*TAREFA PROPOSTA:*
Você pode continuar o trecho abaixo, sobre a poesia barroca e a crítica à leitura de Hansen, a partir da última frase dele?

*TRECHO DO DOCUMENTO:*
==============================

Procede, portanto, à evidência, a crítica de Antonio Dimas: "Hansen confina à regra a quem, por demonstração farta, preferia o desregramento; submete uma voz dissonante a um cânone rígido; esvazia o individual em proveito do coletivo; dissolve no geral aquilo que queria ser particular; pluraliza o que é singular num contexto que era mais propício às hipérboles exaltadas de Rocha Pita do que à desconstrução viperina. (...) Minimiza o valor do talento individual na construção poética ao insistir numa espécie de subserviência —embora não seja esse o termo utilizado — do Poeta a códigos poéticos muito em voga então". ("Poesia e Controvérsia", em Ana Pizarro, org., "América Latina, Palavra, Literatura e Cultura", vol. 1, 1993).
Por outro lado, e quanto à suposta carência de novidade da poesia barroca, para medir o descabimento da restrição hanseniana, bastaria compulsar as obras do mais conceituado estudioso dos aspectos histórico-sociológicos da cultura da época, o espanhol José Antonio Maravall. Em "Antiguos y Modernos", Maravall reserva toda a primeira parte de seu livro ("La Estimación de lo Nuevo"; "Defensa y Exaltación de la Novedad", cap. 1; "Aspectos de la Preferencia por lo Nuevo", cap. 2), ao exame da incidência dominante desse tema na estética da Renascença e do Barroco. Salienta mesmo, quanto a esse último período: "Quando em fins do séc. 16, em todas as partes, e na Espanha mais gravemente do que em nenhuma outra, torna a fechar-se o horizonte intelectual da sociedade, mais uma vez a literatura e a arte permanecerão como os únicos campos em que se permite e exalta a obra original. E esse jogo dúplice, de livre permissão em tais esferas, e de hermetismo a seu redor, dará lugar às mais forçadas e extravagantes, estridentes manifestações de originalidade que, nem sempre produto do bom gosto, enchem nossa literatura barroca do séc. 17".

==============================

*DADOS FORNECIDOS:*
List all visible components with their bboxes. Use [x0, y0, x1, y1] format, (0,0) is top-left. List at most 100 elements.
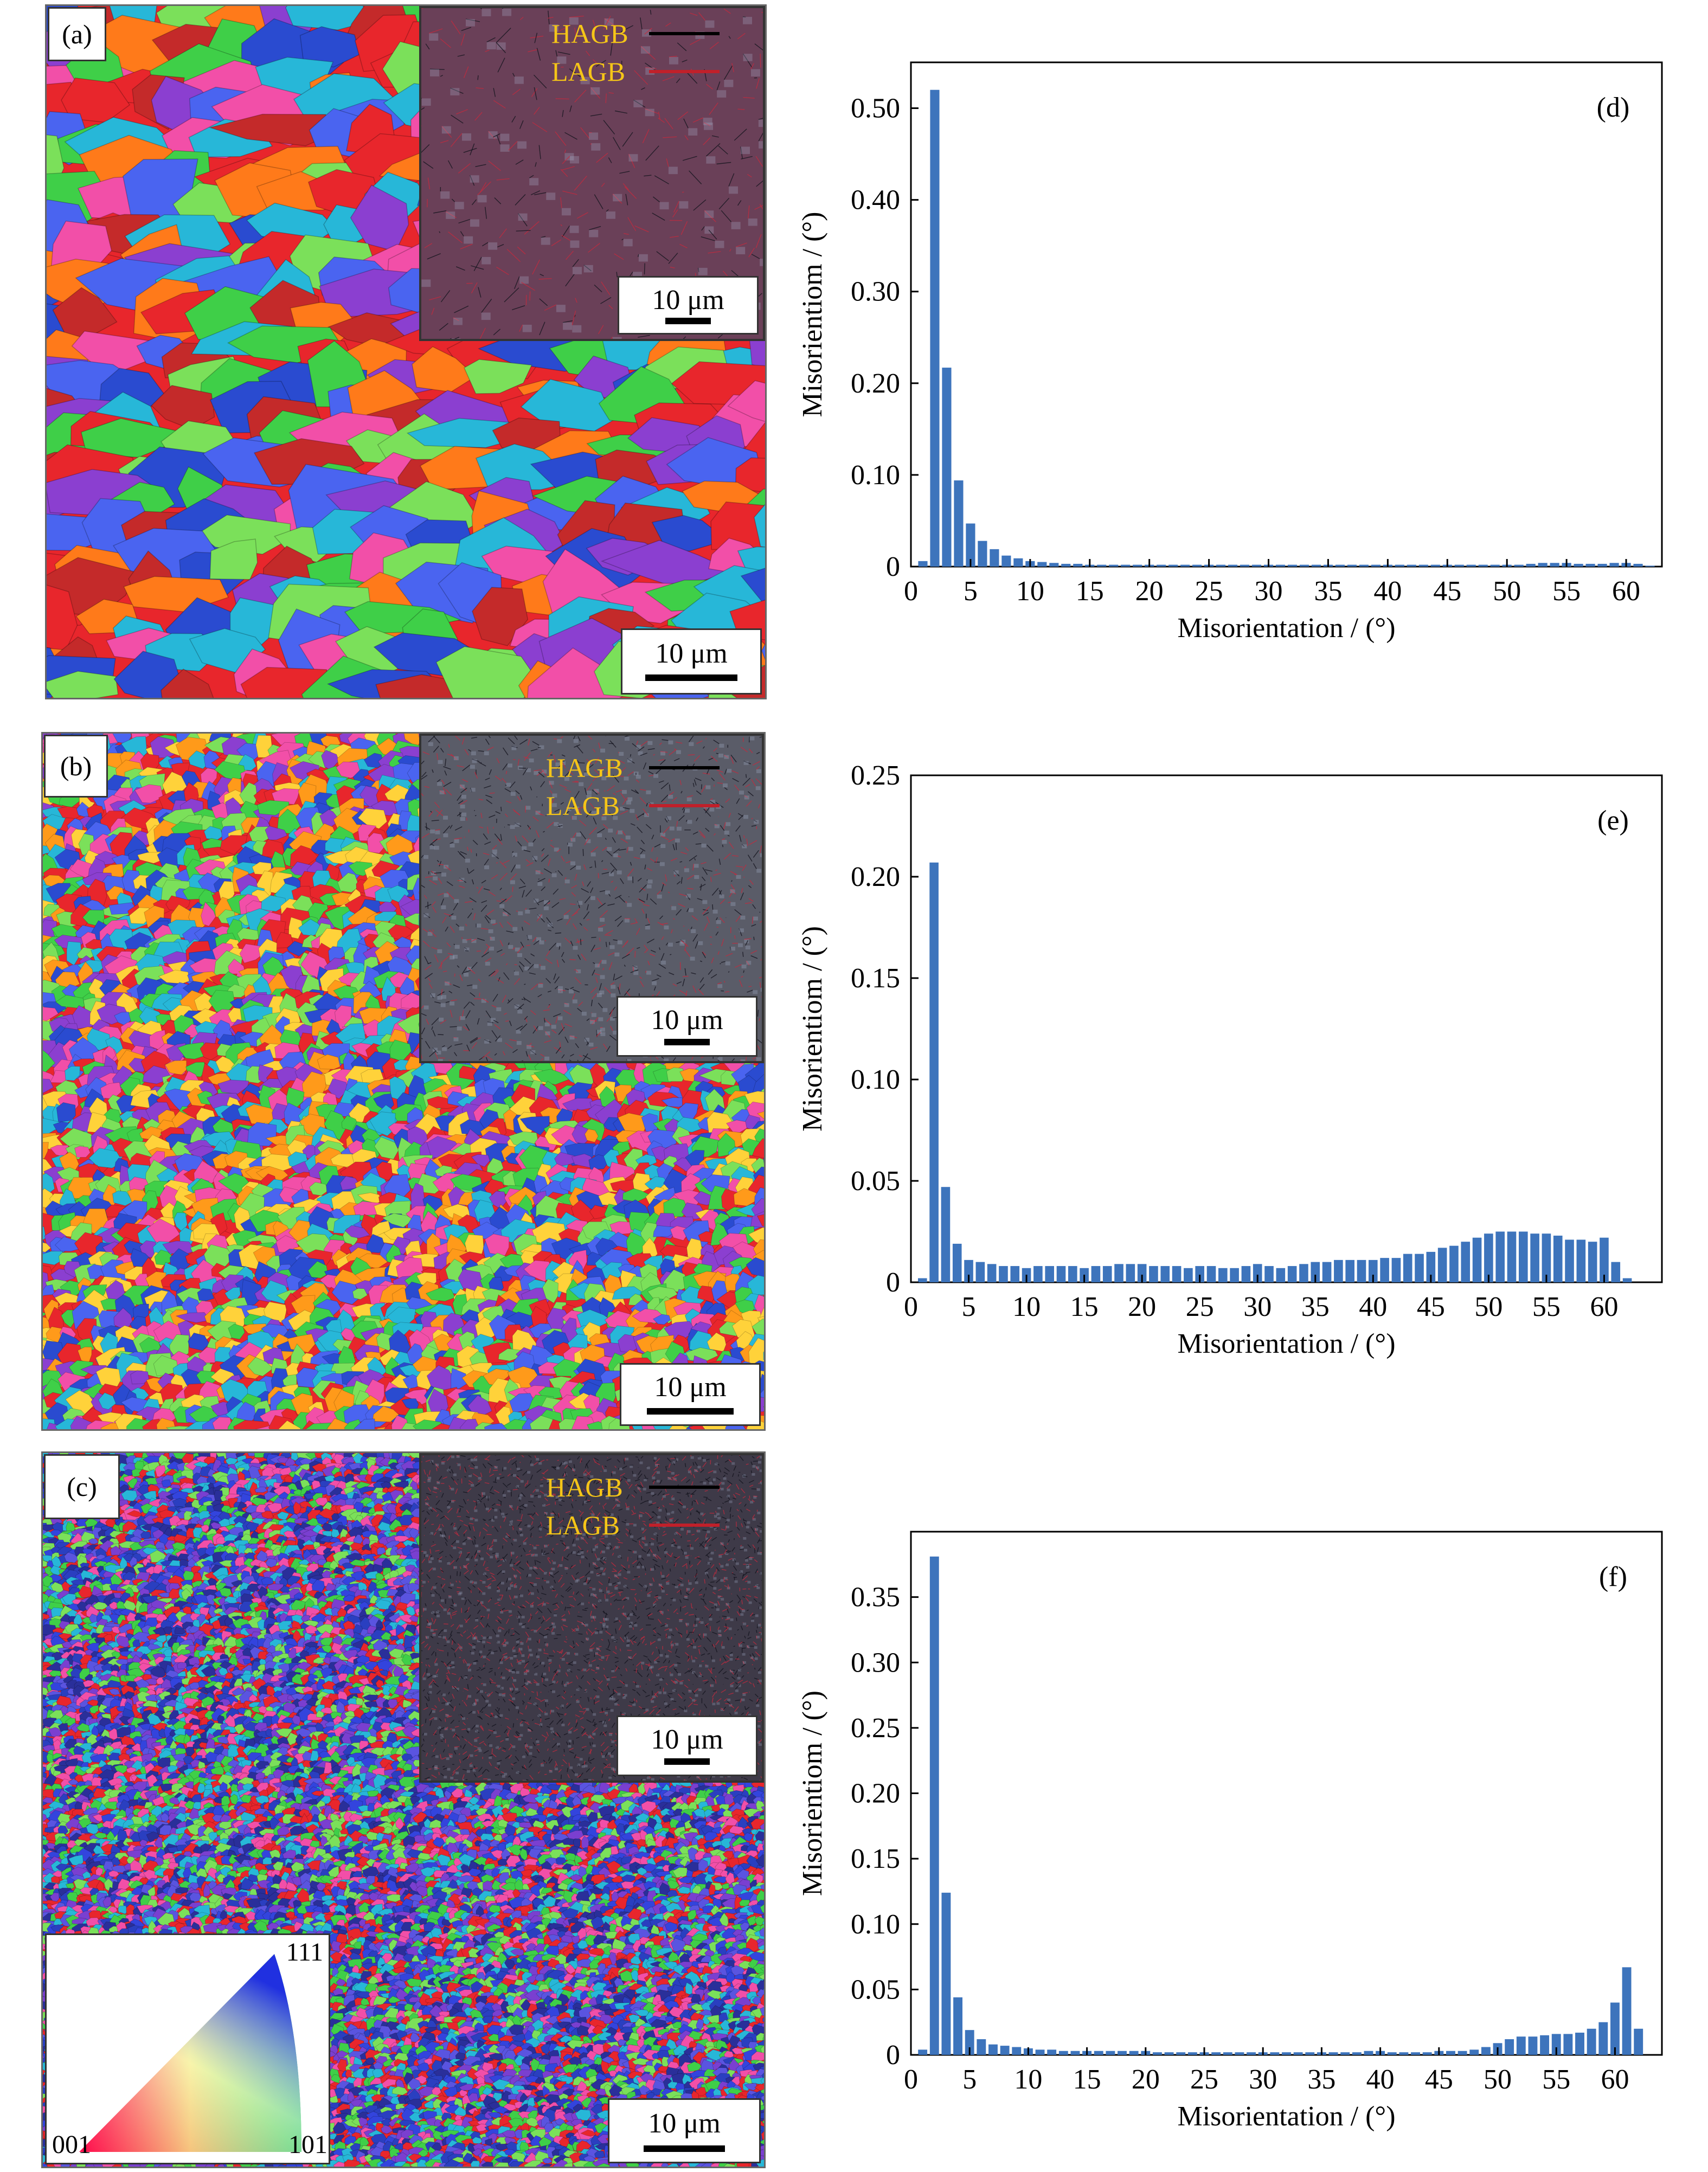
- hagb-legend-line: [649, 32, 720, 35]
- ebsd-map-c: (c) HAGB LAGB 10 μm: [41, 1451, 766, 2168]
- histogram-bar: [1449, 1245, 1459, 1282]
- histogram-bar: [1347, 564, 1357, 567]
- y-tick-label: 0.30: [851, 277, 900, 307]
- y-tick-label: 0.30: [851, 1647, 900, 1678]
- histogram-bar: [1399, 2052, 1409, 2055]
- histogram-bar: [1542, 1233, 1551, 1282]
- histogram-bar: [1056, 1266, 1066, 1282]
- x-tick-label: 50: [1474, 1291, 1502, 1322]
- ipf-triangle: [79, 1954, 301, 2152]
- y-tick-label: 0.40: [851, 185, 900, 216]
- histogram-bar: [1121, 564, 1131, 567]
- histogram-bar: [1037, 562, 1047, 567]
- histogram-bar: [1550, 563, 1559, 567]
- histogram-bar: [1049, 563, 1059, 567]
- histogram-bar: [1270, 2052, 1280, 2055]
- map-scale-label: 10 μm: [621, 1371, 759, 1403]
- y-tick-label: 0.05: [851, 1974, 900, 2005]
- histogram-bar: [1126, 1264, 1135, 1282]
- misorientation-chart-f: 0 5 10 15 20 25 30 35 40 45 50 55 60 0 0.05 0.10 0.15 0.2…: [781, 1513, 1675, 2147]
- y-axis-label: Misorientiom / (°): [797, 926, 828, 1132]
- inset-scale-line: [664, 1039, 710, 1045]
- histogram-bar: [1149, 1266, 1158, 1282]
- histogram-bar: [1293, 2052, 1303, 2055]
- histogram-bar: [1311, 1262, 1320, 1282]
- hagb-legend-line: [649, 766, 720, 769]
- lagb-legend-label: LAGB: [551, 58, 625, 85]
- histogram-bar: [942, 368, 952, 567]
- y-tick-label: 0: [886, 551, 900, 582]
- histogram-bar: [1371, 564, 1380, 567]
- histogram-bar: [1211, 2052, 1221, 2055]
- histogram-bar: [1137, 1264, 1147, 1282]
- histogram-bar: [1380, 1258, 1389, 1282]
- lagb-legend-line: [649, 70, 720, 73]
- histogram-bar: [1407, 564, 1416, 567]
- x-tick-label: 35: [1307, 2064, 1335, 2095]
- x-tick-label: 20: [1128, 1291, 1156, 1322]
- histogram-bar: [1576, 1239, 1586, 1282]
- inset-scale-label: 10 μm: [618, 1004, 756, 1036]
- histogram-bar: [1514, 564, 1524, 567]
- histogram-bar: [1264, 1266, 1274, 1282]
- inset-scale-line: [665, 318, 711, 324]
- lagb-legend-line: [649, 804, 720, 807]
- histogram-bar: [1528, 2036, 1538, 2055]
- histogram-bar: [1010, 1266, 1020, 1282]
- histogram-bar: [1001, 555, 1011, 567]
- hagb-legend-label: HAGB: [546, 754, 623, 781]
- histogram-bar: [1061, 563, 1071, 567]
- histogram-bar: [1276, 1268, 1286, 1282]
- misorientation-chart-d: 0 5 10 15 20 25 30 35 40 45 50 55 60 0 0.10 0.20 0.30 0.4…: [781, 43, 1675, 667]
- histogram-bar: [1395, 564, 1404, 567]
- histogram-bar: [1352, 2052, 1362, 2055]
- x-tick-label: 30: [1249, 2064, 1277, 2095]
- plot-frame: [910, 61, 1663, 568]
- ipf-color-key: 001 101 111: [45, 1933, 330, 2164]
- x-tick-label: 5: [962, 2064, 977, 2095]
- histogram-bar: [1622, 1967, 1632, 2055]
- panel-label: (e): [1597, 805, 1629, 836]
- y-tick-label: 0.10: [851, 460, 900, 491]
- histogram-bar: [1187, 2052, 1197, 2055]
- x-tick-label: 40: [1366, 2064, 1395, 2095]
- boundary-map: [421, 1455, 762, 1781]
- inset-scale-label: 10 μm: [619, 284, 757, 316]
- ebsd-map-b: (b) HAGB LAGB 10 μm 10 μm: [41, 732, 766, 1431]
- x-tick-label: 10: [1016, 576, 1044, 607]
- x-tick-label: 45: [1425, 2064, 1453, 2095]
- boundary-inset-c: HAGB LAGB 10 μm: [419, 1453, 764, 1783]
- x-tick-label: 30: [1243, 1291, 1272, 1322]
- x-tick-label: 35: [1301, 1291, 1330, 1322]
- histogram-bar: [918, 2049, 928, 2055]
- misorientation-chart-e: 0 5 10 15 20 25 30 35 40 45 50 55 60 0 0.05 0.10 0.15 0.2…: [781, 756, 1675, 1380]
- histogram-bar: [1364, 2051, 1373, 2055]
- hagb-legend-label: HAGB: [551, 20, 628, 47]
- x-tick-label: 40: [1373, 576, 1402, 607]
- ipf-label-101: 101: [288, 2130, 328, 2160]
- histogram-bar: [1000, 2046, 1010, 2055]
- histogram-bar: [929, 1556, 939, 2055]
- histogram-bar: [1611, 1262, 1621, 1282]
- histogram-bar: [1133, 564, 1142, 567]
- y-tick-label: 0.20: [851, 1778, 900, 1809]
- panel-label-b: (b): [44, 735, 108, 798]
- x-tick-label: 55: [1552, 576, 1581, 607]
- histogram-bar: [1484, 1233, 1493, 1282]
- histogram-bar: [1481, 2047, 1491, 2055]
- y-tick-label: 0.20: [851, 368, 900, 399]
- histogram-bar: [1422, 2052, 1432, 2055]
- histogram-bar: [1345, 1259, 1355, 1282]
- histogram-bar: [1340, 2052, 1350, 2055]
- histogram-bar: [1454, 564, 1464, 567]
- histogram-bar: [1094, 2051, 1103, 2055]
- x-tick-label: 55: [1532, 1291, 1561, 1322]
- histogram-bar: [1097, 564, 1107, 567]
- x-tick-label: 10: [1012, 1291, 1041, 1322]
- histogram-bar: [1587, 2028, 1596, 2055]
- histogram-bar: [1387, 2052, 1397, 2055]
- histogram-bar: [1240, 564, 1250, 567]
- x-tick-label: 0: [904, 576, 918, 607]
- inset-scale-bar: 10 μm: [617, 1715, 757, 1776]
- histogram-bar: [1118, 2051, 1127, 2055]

==============================

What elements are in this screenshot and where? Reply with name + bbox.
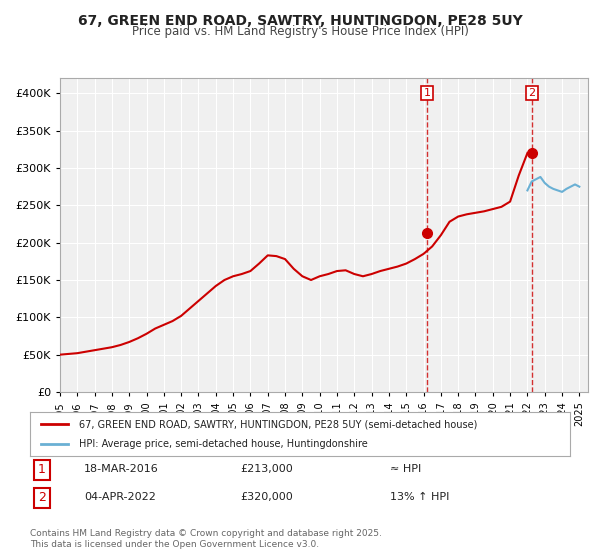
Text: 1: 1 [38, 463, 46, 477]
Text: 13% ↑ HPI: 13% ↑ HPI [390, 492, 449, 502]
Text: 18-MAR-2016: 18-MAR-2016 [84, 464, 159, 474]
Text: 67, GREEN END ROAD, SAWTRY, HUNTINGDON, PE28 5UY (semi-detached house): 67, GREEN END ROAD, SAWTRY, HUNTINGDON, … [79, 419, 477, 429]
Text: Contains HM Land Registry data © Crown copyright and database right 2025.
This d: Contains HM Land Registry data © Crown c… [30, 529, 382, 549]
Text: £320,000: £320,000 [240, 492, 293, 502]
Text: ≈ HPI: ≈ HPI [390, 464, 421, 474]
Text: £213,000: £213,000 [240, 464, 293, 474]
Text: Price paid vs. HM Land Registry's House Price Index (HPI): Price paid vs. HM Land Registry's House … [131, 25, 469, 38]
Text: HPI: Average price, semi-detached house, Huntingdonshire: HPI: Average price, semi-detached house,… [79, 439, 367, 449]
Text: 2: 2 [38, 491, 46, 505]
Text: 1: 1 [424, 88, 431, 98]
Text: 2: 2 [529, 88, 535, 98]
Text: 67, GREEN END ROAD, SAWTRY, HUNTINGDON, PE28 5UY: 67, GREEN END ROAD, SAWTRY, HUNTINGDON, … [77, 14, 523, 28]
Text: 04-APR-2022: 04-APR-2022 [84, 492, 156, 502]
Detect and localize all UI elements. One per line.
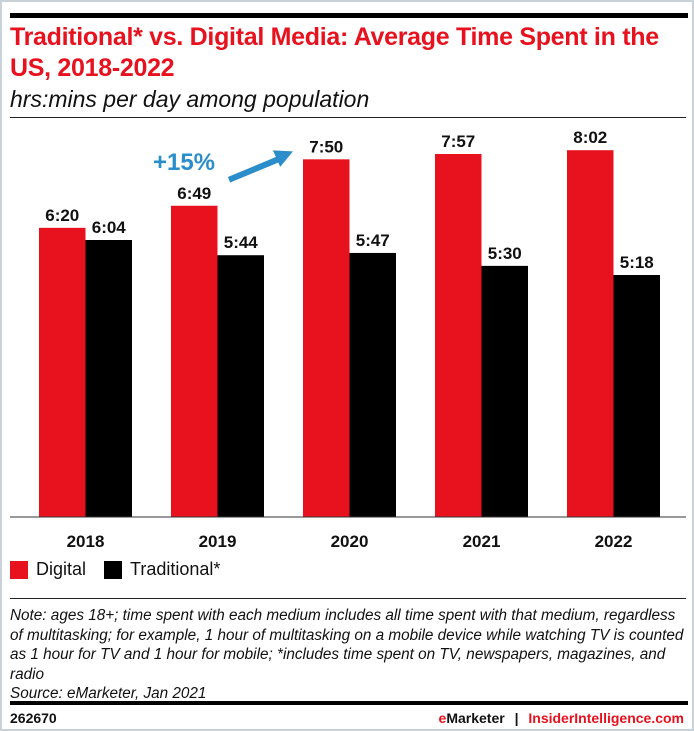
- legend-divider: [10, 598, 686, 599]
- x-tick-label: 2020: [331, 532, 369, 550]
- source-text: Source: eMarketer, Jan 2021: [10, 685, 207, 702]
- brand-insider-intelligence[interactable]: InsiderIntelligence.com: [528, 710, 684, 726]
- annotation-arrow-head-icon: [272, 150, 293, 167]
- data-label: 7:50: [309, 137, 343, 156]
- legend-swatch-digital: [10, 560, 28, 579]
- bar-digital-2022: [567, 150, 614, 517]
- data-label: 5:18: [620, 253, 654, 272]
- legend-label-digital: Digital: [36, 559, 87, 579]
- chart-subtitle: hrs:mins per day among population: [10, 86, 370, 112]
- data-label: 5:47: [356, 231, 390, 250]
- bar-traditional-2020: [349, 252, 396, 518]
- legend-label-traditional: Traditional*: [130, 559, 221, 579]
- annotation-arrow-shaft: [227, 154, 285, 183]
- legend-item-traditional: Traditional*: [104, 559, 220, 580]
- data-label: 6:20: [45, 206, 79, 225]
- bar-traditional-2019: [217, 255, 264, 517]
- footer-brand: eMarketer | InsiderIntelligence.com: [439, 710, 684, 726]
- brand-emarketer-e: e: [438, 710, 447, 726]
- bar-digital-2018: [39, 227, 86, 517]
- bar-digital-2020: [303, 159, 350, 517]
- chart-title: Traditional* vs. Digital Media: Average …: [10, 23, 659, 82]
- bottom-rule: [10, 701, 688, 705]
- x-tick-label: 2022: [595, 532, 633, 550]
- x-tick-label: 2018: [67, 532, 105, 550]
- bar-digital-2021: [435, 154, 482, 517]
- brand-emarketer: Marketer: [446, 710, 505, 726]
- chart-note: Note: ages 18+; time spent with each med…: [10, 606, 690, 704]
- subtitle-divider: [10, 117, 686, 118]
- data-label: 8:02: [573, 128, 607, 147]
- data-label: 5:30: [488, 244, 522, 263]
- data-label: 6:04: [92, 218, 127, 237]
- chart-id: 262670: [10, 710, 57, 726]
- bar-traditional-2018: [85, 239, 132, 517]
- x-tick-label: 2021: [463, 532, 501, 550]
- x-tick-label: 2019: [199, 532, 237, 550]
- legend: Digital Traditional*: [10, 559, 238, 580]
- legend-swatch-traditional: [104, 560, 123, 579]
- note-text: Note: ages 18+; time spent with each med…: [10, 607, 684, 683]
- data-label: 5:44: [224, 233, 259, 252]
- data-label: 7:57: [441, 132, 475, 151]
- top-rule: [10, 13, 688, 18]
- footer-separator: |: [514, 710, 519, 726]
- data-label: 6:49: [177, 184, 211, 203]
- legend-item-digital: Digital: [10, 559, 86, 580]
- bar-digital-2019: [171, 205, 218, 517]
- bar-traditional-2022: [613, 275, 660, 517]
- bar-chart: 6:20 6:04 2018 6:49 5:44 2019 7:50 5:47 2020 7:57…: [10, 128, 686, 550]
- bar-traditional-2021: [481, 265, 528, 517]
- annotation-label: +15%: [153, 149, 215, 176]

==============================

*RESPOSTA:*
SÁTIRA E CARNAVALIZAÇÃO.
Daqui em diante, economizando muitos outros argumentos pertinentes, passarei diretamente ao enfoque de outra questão (na realidade, como se verá, constituída pela trama de duas arguições). A assertiva, em primeiro lugar, do caráter não-transgressor, não-inconformista, não-reformista, mas antes conservador da sátira gregoriana. A respeito, escreve Hansen em passagem de seu livro criticada por Dimas, passagem que indigita a assim dita leitura "anacrônica" dos textos do Boca do Inferno: "A sátira barroca produzida na Bahia não é oposição aos poderes constituídos, ainda que ataque membros particulares desses poderes, muito menos transgressão liberadora de interditos morais e sexuais. O receptor dos poemas geralmente os lê movido do interesse atual...".
Com esse argumento se articula aquele que, num primeiro momento, nega a possibilidade de aplicação, à sátira gregoriana, do conceito de "carnavalização" exposto por M. Bakhtin a propósito de Rabelais e a cultura popular medieval e renascentista (posição de Hansen); a seguir, busca reforçar essa negação pela caracterização da sátira do Boca do Inferno como apenas maledicente e negativa, sem os traços jucundos e positivos da revigoração folclórico-popularesca (posição de Alfredo Bosi). Ambas essas colocações interligadas serão agora discutidas.
É verdade que tem ocorrido, sobretudo em áreas acadêmicas, um uso pouco rigoroso da noção de "carnavalização", sem a devida ancoragem no texto bakhtiniano. Todavia, a carência de lastro de alguns estudos mais superficiais, de frouxa pertinência, não impede que a sátira gregoriana seja enfocada corretamente com apoio nas expressas concepções do teórico russo.
Bakhtin faz reservas críticas à leitura de Rabelais proposta pelo historiador Lucien Febvre ("Le Problème de l'Incroyance au 16e. Siècle - La Religion de Rabelais", 1942). Nesses reparos, podem ser perfeitamente enquadrados os censores "diacrônicos" do nosso Gregório..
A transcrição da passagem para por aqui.